• _TEKS BACAAN_:
# # # #
Celotehan Bahlil
Oleh Ady Amar Kolumnis
Namanya Bahlil, bukan Bahlul. Tepatnya, Bahlil Lahadalia. Sedang Bahlul adalah tokoh sufi yang suka dengan celetukan tidak biasa, nyeleneh. Hanya asyik ekstase dengan Tuhannya.
Bahlul hadir di era Sultan Harun ar-Rasyid--sultan ke-5 dari Dinasti Abbasiyah--yang bijak. Bahlul menjadi tokoh spiritual kesayangan Sultan Harun ar-Rasyid. Sedang Bahlil hadir di era Presiden Joko Widodo (Jokowi). Apakah Bahlil tokoh paling disayang Jokowi, sepertinya belum tentu.
Bahlil bukan Bahlul yang memilih menjaga jarak dengan kekuasaan. Bahlul menolak privilage istana. Memilih hidup serba kekurangan. Tidur pun tak menentu. Lebih asyik memilih tidur di pemakaman umum. Berkawan dengan jejeran nisan.
# # # #
• _CATATAN MASUKAN_:

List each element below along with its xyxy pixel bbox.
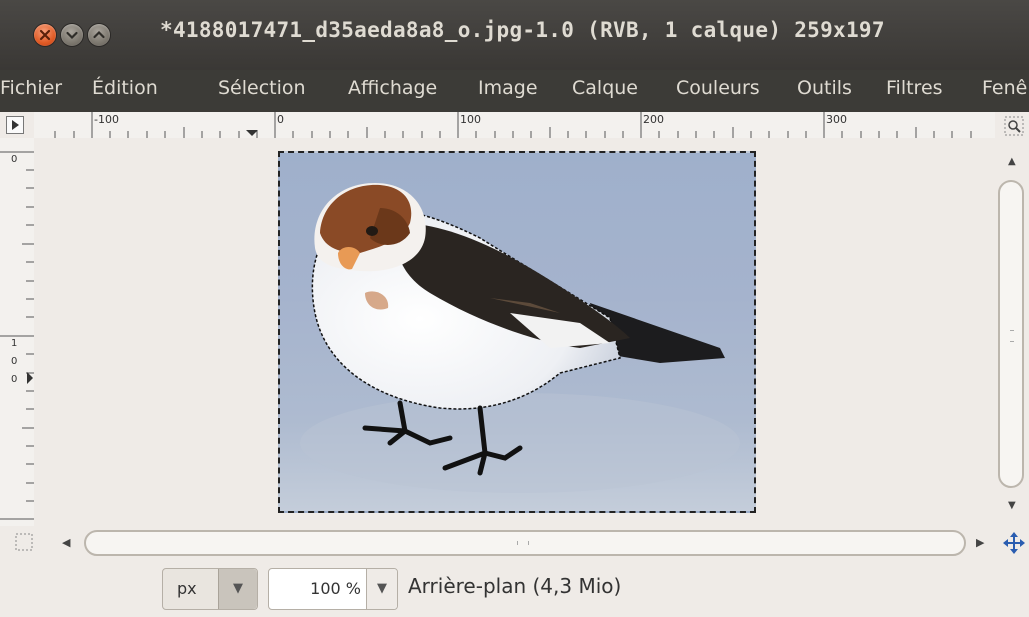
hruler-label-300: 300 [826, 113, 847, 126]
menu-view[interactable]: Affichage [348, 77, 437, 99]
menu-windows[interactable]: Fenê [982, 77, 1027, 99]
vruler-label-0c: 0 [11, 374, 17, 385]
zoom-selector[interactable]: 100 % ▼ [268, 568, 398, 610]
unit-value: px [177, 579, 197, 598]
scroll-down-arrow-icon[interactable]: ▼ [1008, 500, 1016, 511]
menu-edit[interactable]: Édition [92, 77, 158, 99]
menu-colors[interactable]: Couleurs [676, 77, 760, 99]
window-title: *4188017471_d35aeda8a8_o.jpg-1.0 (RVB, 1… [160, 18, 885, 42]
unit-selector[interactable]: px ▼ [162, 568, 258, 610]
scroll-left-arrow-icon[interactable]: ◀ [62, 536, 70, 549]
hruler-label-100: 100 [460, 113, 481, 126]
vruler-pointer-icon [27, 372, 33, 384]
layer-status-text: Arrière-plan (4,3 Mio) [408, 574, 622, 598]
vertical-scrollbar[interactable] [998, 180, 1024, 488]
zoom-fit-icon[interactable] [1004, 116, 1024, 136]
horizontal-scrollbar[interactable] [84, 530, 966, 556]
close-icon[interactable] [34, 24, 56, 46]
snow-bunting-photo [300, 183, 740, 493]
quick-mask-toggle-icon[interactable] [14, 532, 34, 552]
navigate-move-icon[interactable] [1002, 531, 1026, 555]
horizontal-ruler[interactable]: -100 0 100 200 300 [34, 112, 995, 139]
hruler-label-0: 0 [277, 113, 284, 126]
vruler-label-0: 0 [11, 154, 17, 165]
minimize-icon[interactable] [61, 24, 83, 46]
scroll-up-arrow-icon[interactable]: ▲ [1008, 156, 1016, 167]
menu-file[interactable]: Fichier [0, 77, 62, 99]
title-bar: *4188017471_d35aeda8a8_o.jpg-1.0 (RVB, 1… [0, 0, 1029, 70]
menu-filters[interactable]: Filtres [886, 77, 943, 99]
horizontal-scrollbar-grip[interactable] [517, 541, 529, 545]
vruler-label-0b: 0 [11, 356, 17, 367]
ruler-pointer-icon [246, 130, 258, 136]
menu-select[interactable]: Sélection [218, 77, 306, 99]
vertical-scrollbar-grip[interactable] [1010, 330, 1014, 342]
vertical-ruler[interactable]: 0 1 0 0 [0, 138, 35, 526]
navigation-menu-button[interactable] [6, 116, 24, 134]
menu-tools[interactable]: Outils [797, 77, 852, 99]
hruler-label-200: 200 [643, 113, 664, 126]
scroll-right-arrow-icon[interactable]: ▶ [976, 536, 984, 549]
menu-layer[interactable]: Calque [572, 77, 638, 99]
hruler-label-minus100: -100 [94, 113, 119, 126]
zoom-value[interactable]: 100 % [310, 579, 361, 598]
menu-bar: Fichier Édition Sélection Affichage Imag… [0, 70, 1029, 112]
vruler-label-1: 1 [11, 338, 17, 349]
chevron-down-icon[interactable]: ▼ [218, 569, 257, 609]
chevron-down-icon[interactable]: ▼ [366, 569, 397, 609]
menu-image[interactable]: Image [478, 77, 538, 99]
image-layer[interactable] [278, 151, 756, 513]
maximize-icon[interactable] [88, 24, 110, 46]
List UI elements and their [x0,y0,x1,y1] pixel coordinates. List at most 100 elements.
# # # #
• _TUGAS ANDA_:
a) Sebutkan berapa baris dalam catatan yang memuat kata "zoom", dengan membedakan huruf besar dan kecil. Berikan angkanya saja.
b) Lanjutkan kolom tentang Bahlil dan Bahlul dari kalimat terakhir yang ditampilkan.
Teks dan catatan di atas tidak saling berkaitan.

• _DAFTAR JAWABAN_:
a) 3

b)
Suatu hari Sultan Harun ar-Rasyid menanyakan, mengapa ia mesti tidur di pemakaman. Sultan acap menawarkan kehidupan yang lebih layak untuknya, tapi tak diindahkan. Selalu ditolaknya. Bahlul memilih menjadi orang bebas. Karenanya, sebutan bahlul (bodoh) disematkan pada namanya, itu karena pilihan hidupnya. Bahlul tentu bukan "bodoh" dalam makna sebenarnya. Bukan "bahlul" nalar.
Jawab Bahlul, Tidur bersama para mayit itu bentuk latihan hidup sesungguhnya. Lanjutnya, agar nantinya tak merasa asing, seperti Anda yang tiba-tiba tak siap saat dikuburkan. Harun ar-Rasyid pun terperangah dan menangis mendengar jawaban Bahlul yang seperti sekenanya. Jawaban yang menyentak kesadaran.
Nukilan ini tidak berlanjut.